| Prompt |
Select, from the data, each line where "departure" occurs.

| Record list |

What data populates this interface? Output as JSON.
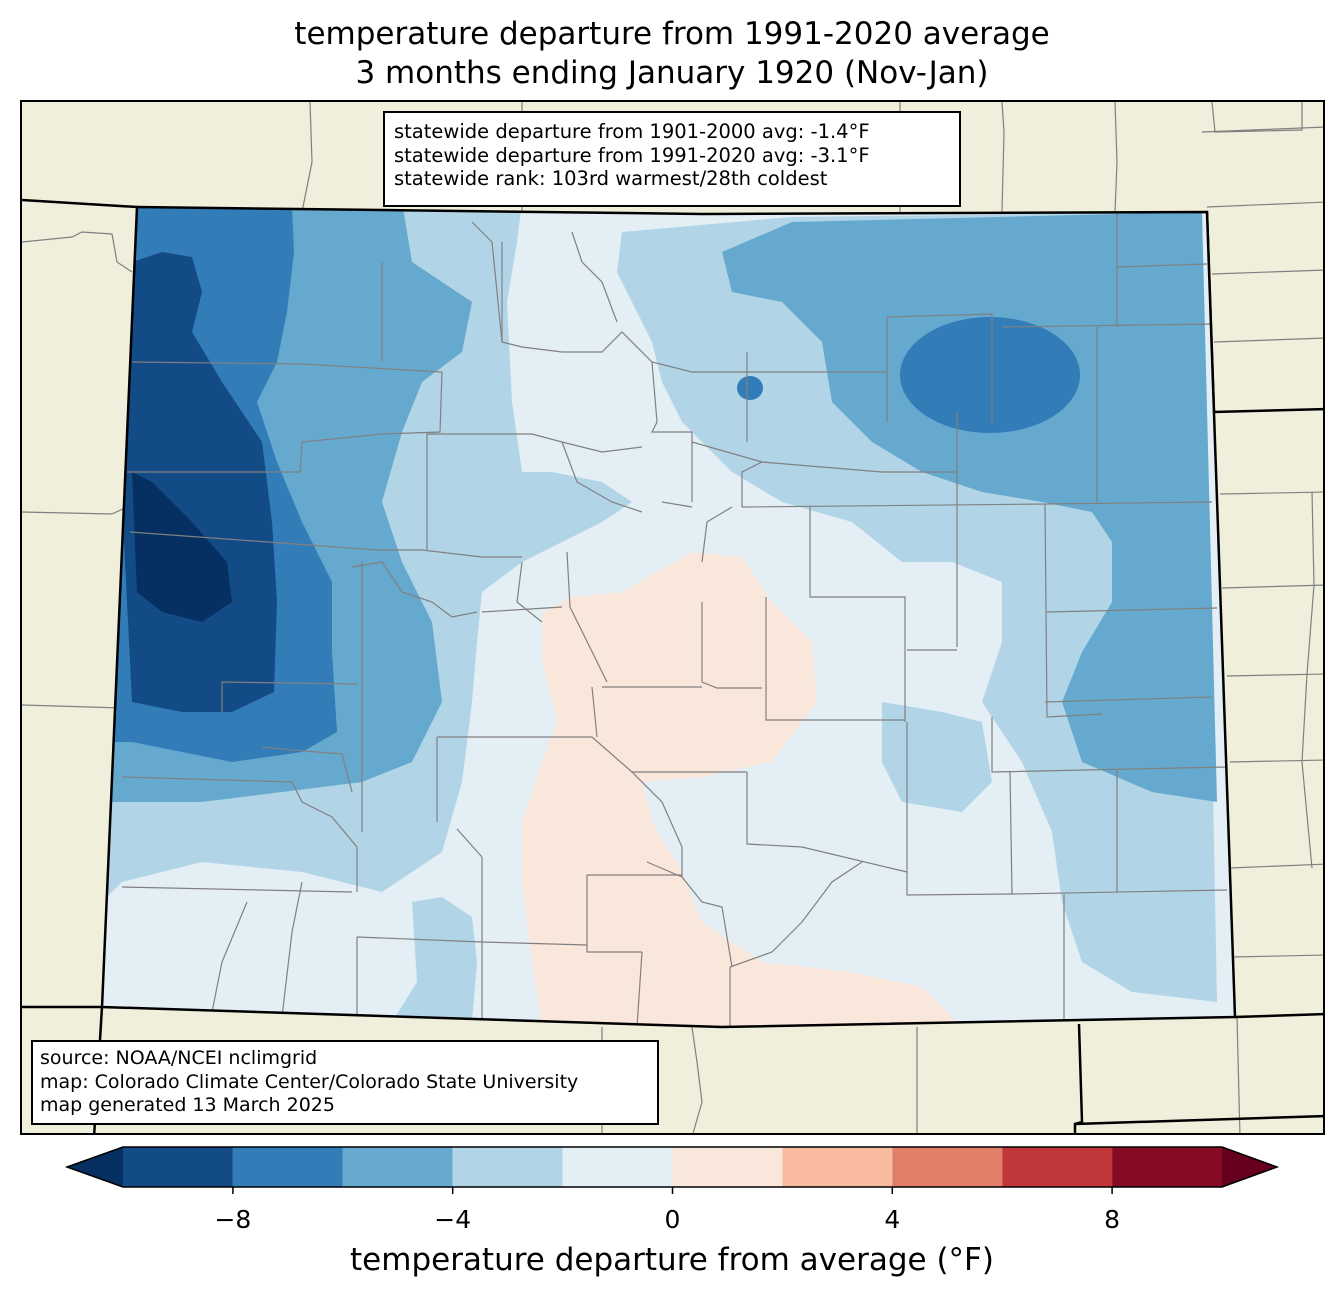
{
  "title": {
    "line1": "temperature departure from 1991-2020 average",
    "line2": "3 months ending January 1920 (Nov-Jan)"
  },
  "stats_box": {
    "line1": "statewide departure from 1901-2000 avg: -1.4°F",
    "line2": "statewide departure from 1991-2020 avg: -3.1°F",
    "line3": "statewide rank: 103rd warmest/28th coldest"
  },
  "source_box": {
    "line1": "source: NOAA/NCEI nclimgrid",
    "line2": "map: Colorado Climate Center/Colorado State University",
    "line3": "map generated 13 March 2025"
  },
  "colorbar": {
    "label": "temperature departure from average (°F)",
    "ticks": [
      {
        "value": -8,
        "label": "−8"
      },
      {
        "value": -4,
        "label": "−4"
      },
      {
        "value": 0,
        "label": "0"
      },
      {
        "value": 4,
        "label": "4"
      },
      {
        "value": 8,
        "label": "8"
      }
    ],
    "bins": [
      {
        "from": -12,
        "to": -10,
        "color": "#053061"
      },
      {
        "from": -10,
        "to": -8,
        "color": "#134b87"
      },
      {
        "from": -8,
        "to": -6,
        "color": "#327cb7"
      },
      {
        "from": -6,
        "to": -4,
        "color": "#66a9cf"
      },
      {
        "from": -4,
        "to": -2,
        "color": "#b1d5e7"
      },
      {
        "from": -2,
        "to": 0,
        "color": "#e4eef5"
      },
      {
        "from": 0,
        "to": 2,
        "color": "#fae7dc"
      },
      {
        "from": 2,
        "to": 4,
        "color": "#f8bb9f"
      },
      {
        "from": 4,
        "to": 6,
        "color": "#e17e67"
      },
      {
        "from": 6,
        "to": 8,
        "color": "#c13639"
      },
      {
        "from": 8,
        "to": 10,
        "color": "#870a24"
      },
      {
        "from": 10,
        "to": 12,
        "color": "#67001f"
      }
    ],
    "range": [
      -10,
      10
    ]
  },
  "map": {
    "land_color": "#efefdc",
    "state_outline_color": "#000000",
    "county_line_color": "#808080"
  }
}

| Task solution |
    "line1": "temperature departure from 1991-2020 average",
    "line1": "statewide departure from 1901-2000 avg: -1.4°F",
    "line2": "statewide departure from 1991-2020 avg: -3.1°F",
    "label": "temperature departure from average (°F)",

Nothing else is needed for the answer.